--- DO THIS ---
Give only the number of lines that contain the word "good".
(begin)
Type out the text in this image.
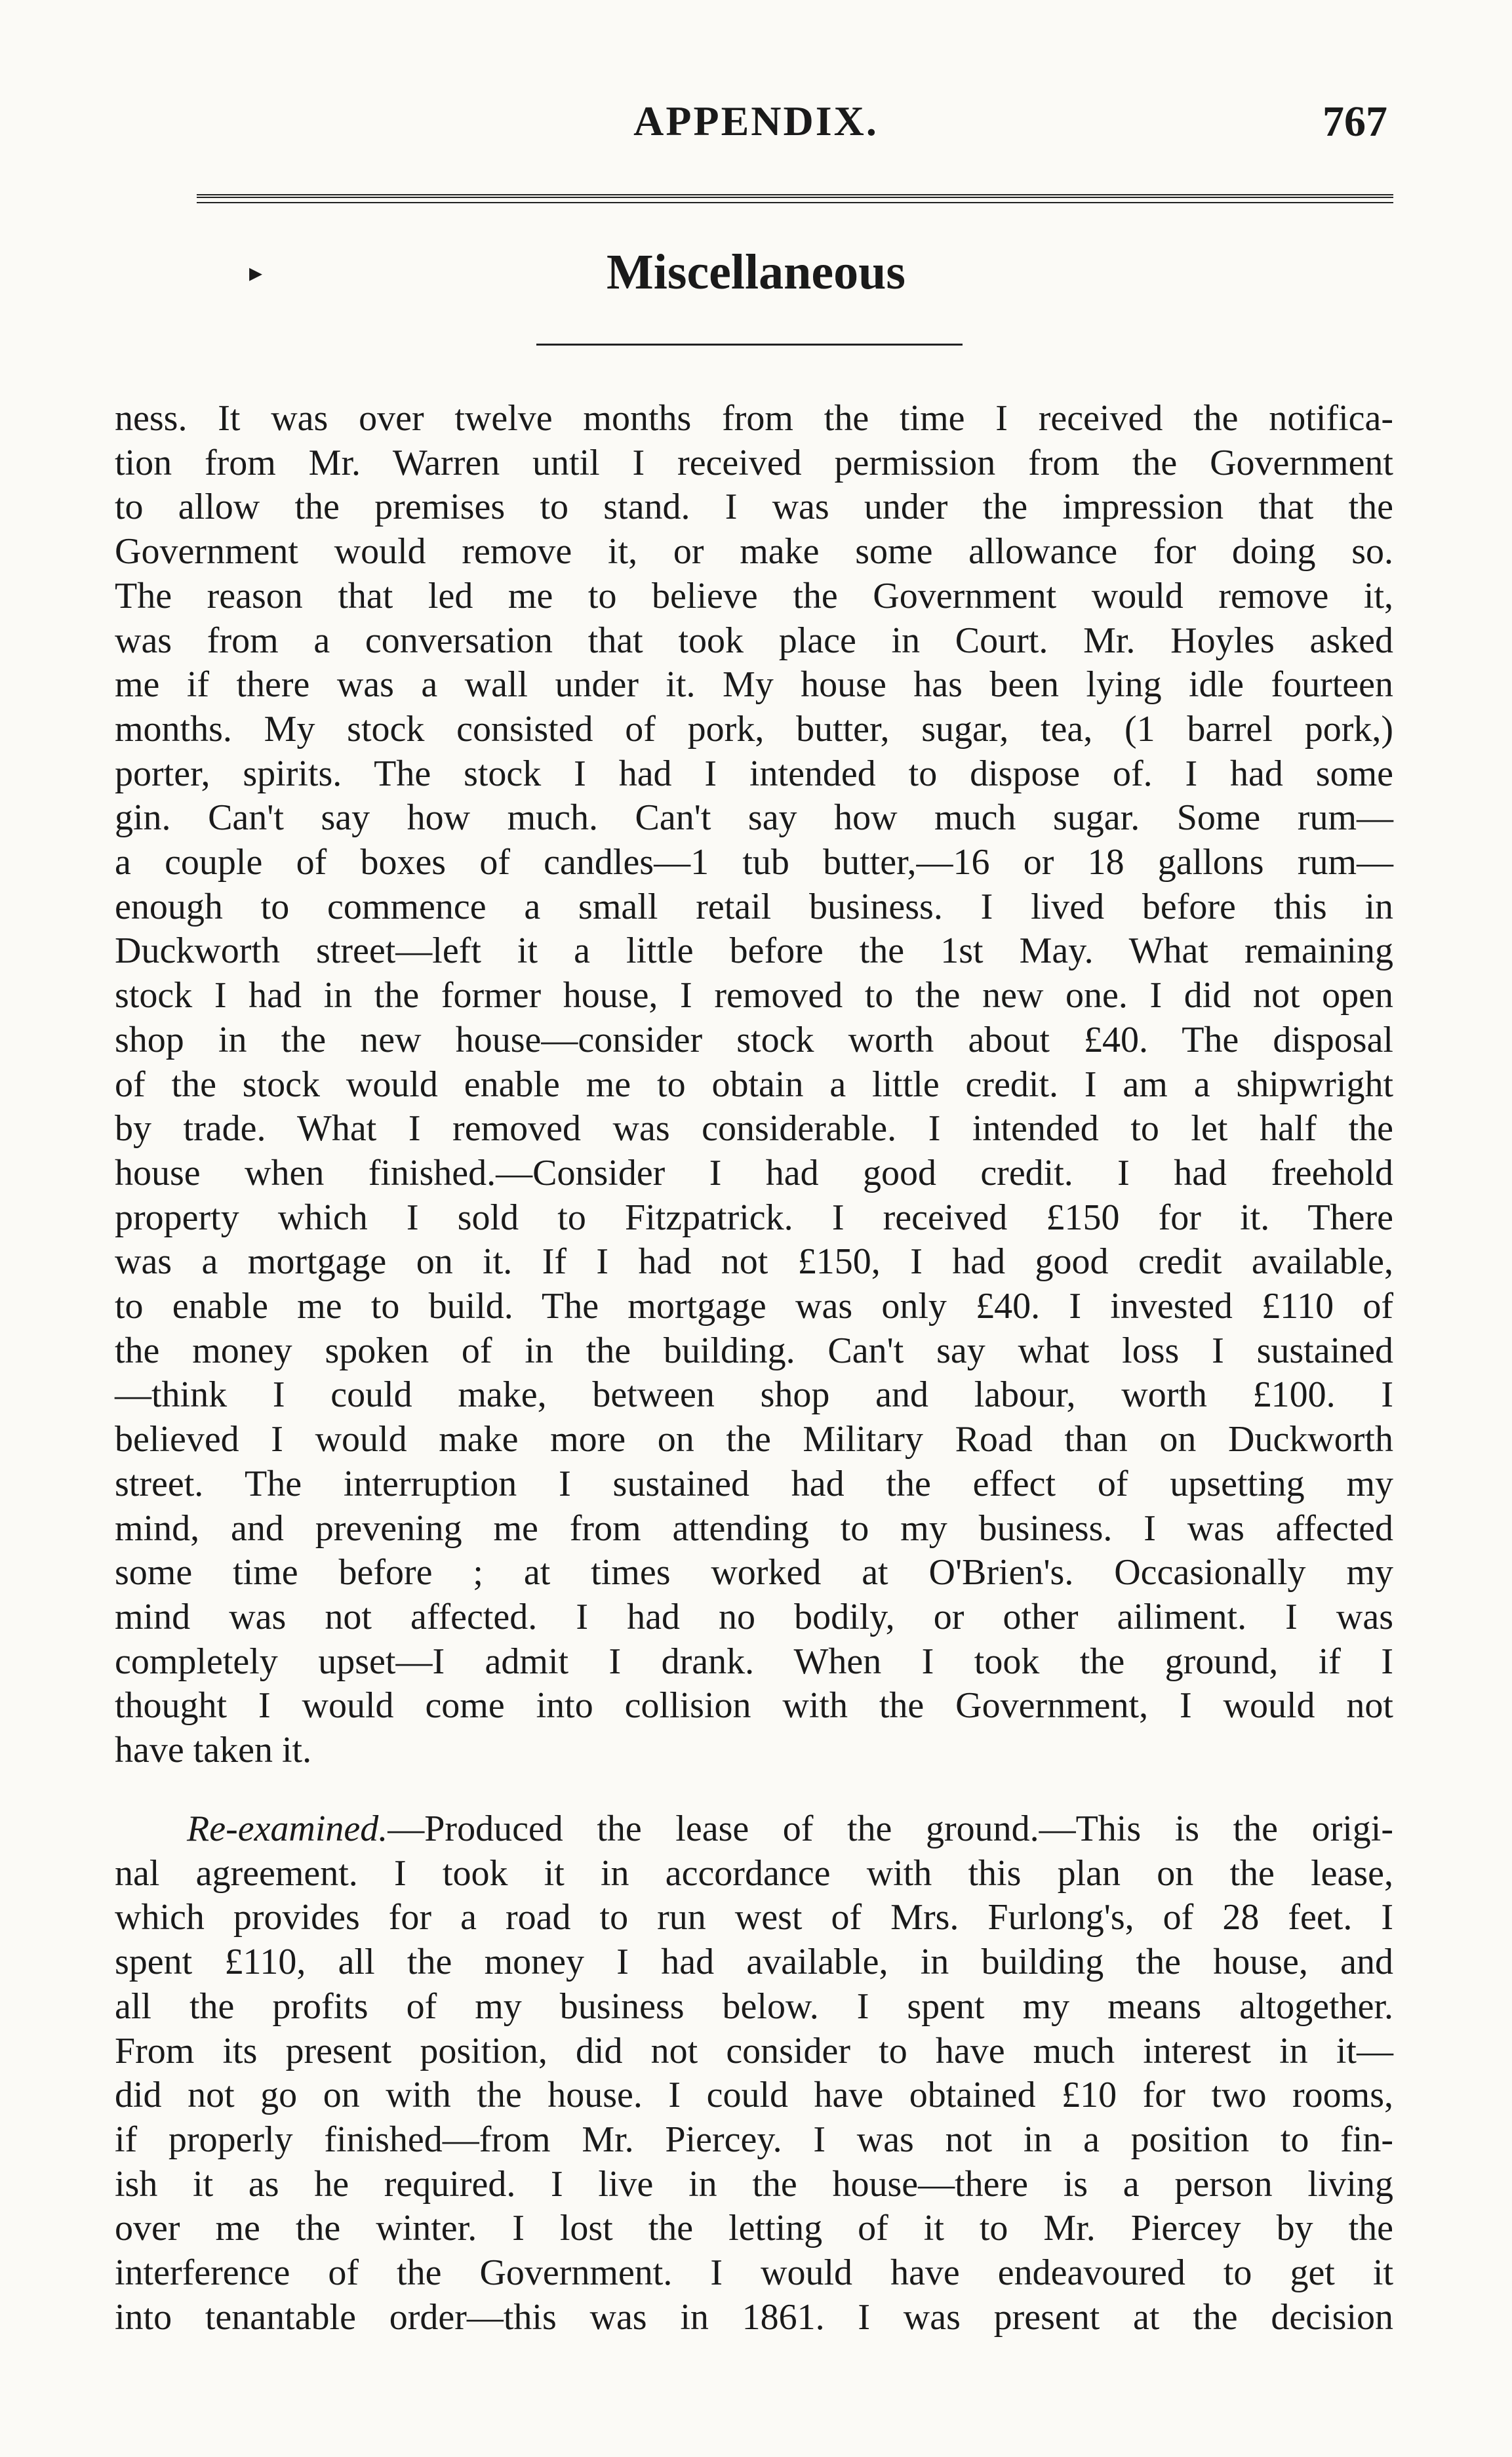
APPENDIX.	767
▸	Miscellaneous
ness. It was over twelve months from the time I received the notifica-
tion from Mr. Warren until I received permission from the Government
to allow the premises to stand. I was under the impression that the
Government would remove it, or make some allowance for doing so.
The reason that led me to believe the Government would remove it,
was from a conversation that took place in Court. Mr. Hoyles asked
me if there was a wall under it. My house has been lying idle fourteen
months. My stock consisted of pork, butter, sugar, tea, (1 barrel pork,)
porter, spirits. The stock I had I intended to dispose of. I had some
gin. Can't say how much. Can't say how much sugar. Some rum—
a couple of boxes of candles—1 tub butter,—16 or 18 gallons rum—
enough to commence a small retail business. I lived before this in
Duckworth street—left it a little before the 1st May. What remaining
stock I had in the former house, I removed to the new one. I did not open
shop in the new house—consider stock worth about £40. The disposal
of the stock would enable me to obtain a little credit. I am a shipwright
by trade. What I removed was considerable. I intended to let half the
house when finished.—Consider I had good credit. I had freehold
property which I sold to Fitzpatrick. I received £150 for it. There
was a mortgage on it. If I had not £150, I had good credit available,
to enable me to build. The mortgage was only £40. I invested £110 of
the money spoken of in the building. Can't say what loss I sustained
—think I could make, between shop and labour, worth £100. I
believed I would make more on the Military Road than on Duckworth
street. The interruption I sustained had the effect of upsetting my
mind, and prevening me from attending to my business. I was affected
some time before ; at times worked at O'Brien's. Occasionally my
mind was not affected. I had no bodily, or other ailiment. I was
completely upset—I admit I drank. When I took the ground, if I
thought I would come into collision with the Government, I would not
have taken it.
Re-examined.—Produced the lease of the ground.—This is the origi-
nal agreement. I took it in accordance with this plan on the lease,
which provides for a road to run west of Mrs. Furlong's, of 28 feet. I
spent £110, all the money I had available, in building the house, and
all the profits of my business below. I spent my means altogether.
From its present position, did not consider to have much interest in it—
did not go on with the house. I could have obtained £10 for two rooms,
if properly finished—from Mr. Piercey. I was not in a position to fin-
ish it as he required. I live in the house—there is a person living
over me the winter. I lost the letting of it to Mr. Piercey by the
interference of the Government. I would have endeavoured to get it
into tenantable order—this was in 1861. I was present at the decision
(end)
--- ANSWER FOR THIS EXERCISE ---
2